_WRITTEN TASK:_ Provide the records once more, identical to the original.

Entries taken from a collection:
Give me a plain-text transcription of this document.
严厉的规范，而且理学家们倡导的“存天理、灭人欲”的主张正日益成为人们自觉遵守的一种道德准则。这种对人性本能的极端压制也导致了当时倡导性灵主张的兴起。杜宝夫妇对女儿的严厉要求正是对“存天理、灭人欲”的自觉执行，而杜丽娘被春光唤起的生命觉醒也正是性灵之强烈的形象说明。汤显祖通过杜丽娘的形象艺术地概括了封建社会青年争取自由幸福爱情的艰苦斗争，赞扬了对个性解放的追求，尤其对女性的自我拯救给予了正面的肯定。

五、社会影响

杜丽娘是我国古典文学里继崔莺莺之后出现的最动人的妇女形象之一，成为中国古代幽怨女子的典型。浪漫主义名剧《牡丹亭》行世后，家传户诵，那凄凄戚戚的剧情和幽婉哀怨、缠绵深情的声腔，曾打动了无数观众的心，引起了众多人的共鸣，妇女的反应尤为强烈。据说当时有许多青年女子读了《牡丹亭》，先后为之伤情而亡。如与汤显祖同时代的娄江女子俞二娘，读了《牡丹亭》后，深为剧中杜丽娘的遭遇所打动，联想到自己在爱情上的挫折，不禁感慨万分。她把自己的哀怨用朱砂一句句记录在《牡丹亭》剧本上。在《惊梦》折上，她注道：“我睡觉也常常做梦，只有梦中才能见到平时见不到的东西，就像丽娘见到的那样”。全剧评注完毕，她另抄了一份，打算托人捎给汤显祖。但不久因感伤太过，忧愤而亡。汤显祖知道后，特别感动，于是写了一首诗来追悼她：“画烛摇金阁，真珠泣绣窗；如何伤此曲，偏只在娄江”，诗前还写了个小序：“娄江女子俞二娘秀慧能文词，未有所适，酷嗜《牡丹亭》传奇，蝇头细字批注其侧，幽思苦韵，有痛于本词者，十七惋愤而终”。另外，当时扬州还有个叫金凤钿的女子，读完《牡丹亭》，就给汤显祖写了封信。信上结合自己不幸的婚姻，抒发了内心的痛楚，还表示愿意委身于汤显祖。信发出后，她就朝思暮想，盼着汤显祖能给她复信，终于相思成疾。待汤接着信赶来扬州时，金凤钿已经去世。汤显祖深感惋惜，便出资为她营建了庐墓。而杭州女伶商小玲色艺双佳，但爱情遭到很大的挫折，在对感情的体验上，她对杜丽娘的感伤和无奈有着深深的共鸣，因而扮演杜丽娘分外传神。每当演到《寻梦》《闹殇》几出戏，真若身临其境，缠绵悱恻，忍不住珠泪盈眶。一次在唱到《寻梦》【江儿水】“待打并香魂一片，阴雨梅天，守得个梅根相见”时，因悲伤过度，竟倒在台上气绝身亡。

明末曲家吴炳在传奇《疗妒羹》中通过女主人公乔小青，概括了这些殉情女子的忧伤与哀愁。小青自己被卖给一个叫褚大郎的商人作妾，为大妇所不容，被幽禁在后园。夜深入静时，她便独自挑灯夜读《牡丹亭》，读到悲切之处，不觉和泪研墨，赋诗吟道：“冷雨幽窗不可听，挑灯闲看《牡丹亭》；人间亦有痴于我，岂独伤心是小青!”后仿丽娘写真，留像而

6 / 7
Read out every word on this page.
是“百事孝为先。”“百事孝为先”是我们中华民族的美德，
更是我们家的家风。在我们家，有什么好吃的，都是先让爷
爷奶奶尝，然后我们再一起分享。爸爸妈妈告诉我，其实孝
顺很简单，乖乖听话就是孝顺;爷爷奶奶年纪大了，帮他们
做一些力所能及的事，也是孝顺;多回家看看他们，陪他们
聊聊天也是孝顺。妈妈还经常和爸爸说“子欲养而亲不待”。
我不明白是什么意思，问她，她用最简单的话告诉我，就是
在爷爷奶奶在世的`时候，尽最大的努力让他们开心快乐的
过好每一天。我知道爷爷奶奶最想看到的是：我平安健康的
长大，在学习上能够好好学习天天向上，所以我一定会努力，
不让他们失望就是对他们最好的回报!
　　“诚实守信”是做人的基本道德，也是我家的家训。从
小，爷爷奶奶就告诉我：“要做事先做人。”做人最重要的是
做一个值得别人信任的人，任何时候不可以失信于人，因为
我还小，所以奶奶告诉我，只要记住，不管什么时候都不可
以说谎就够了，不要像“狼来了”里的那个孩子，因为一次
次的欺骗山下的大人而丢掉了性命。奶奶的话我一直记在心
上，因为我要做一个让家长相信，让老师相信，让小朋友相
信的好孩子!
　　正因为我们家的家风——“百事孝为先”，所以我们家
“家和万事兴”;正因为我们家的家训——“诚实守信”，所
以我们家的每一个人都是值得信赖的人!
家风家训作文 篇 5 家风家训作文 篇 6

_RESULT FOR THIS TASK:_
Give me a plain-text transcription of this document.
严厉的规范，而且理学家们倡导的“存天理、灭人欲”的主张正日益成为人们自觉遵守的一种道德准则。这种对人性本能的极端压制也导致了当时倡导性灵主张的兴起。杜宝夫妇对女儿的严厉要求正是对“存天理、灭人欲”的自觉执行，而杜丽娘被春光唤起的生命觉醒也正是性灵之强烈的形象说明。汤显祖通过杜丽娘的形象艺术地概括了封建社会青年争取自由幸福爱情的艰苦斗争，赞扬了对个性解放的追求，尤其对女性的自我拯救给予了正面的肯定。

五、社会影响

杜丽娘是我国古典文学里继崔莺莺之后出现的最动人的妇女形象之一，成为中国古代幽怨女子的典型。浪漫主义名剧《牡丹亭》行世后，家传户诵，那凄凄戚戚的剧情和幽婉哀怨、缠绵深情的声腔，曾打动了无数观众的心，引起了众多人的共鸣，妇女的反应尤为强烈。据说当时有许多青年女子读了《牡丹亭》，先后为之伤情而亡。如与汤显祖同时代的娄江女子俞二娘，读了《牡丹亭》后，深为剧中杜丽娘的遭遇所打动，联想到自己在爱情上的挫折，不禁感慨万分。她把自己的哀怨用朱砂一句句记录在《牡丹亭》剧本上。在《惊梦》折上，她注道：“我睡觉也常常做梦，只有梦中才能见到平时见不到的东西，就像丽娘见到的那样”。全剧评注完毕，她另抄了一份，打算托人捎给汤显祖。但不久因感伤太过，忧愤而亡。汤显祖知道后，特别感动，于是写了一首诗来追悼她：“画烛摇金阁，真珠泣绣窗；如何伤此曲，偏只在娄江”，诗前还写了个小序：“娄江女子俞二娘秀慧能文词，未有所适，酷嗜《牡丹亭》传奇，蝇头细字批注其侧，幽思苦韵，有痛于本词者，十七惋愤而终”。另外，当时扬州还有个叫金凤钿的女子，读完《牡丹亭》，就给汤显祖写了封信。信上结合自己不幸的婚姻，抒发了内心的痛楚，还表示愿意委身于汤显祖。信发出后，她就朝思暮想，盼着汤显祖能给她复信，终于相思成疾。待汤接着信赶来扬州时，金凤钿已经去世。汤显祖深感惋惜，便出资为她营建了庐墓。而杭州女伶商小玲色艺双佳，但爱情遭到很大的挫折，在对感情的体验上，她对杜丽娘的感伤和无奈有着深深的共鸣，因而扮演杜丽娘分外传神。每当演到《寻梦》《闹殇》几出戏，真若身临其境，缠绵悱恻，忍不住珠泪盈眶。一次在唱到《寻梦》【江儿水】“待打并香魂一片，阴雨梅天，守得个梅根相见”时，因悲伤过度，竟倒在台上气绝身亡。

明末曲家吴炳在传奇《疗妒羹》中通过女主人公乔小青，概括了这些殉情女子的忧伤与哀愁。小青自己被卖给一个叫褚大郎的商人作妾，为大妇所不容，被幽禁在后园。夜深入静时，她便独自挑灯夜读《牡丹亭》，读到悲切之处，不觉和泪研墨，赋诗吟道：“冷雨幽窗不可听，挑灯闲看《牡丹亭》；人间亦有痴于我，岂独伤心是小青!”后仿丽娘写真，留像而

6 / 7
Read out every word on this page.
是“百事孝为先。”“百事孝为先”是我们中华民族的美德，
更是我们家的家风。在我们家，有什么好吃的，都是先让爷
爷奶奶尝，然后我们再一起分享。爸爸妈妈告诉我，其实孝
顺很简单，乖乖听话就是孝顺;爷爷奶奶年纪大了，帮他们
做一些力所能及的事，也是孝顺;多回家看看他们，陪他们
聊聊天也是孝顺。妈妈还经常和爸爸说“子欲养而亲不待”。
我不明白是什么意思，问她，她用最简单的话告诉我，就是
在爷爷奶奶在世的`时候，尽最大的努力让他们开心快乐的
过好每一天。我知道爷爷奶奶最想看到的是：我平安健康的
长大，在学习上能够好好学习天天向上，所以我一定会努力，
不让他们失望就是对他们最好的回报!
　　“诚实守信”是做人的基本道德，也是我家的家训。从
小，爷爷奶奶就告诉我：“要做事先做人。”做人最重要的是
做一个值得别人信任的人，任何时候不可以失信于人，因为
我还小，所以奶奶告诉我，只要记住，不管什么时候都不可
以说谎就够了，不要像“狼来了”里的那个孩子，因为一次
次的欺骗山下的大人而丢掉了性命。奶奶的话我一直记在心
上，因为我要做一个让家长相信，让老师相信，让小朋友相
信的好孩子!
　　正因为我们家的家风——“百事孝为先”，所以我们家
“家和万事兴”;正因为我们家的家训——“诚实守信”，所
以我们家的每一个人都是值得信赖的人!
家风家训作文 篇 5 家风家训作文 篇 6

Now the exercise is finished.